### Task to carry out
Search the listing below for the string "UROB" and copy every line where it occurs.

### Listed entries
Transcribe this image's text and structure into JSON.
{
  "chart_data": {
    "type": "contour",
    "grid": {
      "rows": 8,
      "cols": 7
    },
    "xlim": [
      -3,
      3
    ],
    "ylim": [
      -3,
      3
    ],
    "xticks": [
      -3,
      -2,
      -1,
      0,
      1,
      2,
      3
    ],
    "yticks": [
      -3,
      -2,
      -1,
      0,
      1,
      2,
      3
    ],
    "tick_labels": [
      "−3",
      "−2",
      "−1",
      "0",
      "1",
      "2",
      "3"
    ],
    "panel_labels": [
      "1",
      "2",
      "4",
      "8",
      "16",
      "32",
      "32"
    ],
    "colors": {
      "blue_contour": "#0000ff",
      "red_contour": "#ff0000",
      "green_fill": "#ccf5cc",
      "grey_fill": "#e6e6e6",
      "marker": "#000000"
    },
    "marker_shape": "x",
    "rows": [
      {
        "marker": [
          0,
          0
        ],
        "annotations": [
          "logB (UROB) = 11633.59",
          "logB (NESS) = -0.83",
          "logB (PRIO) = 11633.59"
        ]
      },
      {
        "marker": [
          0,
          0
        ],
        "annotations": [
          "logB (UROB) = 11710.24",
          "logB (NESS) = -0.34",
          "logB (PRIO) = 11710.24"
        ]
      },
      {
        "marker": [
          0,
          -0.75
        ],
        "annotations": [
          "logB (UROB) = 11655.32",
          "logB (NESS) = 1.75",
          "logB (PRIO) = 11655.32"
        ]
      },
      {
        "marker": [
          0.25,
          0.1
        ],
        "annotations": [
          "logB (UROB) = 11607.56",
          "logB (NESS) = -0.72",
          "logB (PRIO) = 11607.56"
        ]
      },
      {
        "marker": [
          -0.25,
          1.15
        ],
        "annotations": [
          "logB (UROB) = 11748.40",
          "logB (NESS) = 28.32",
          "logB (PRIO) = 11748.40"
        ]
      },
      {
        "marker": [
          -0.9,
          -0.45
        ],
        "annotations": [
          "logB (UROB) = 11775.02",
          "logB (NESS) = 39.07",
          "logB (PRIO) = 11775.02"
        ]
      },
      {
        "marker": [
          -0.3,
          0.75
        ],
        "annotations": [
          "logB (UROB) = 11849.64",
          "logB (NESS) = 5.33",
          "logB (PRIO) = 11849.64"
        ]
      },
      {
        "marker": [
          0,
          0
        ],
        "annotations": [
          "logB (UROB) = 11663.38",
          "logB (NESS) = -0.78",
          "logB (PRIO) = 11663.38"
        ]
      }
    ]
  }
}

### The solution
          "logB (UROB) = 11633.59",
          "logB (UROB) = 11710.24",
          "logB (UROB) = 11655.32",
          "logB (UROB) = 11607.56",
          "logB (UROB) = 11748.40",
          "logB (UROB) = 11775.02",
          "logB (UROB) = 11849.64",
          "logB (UROB) = 11663.38",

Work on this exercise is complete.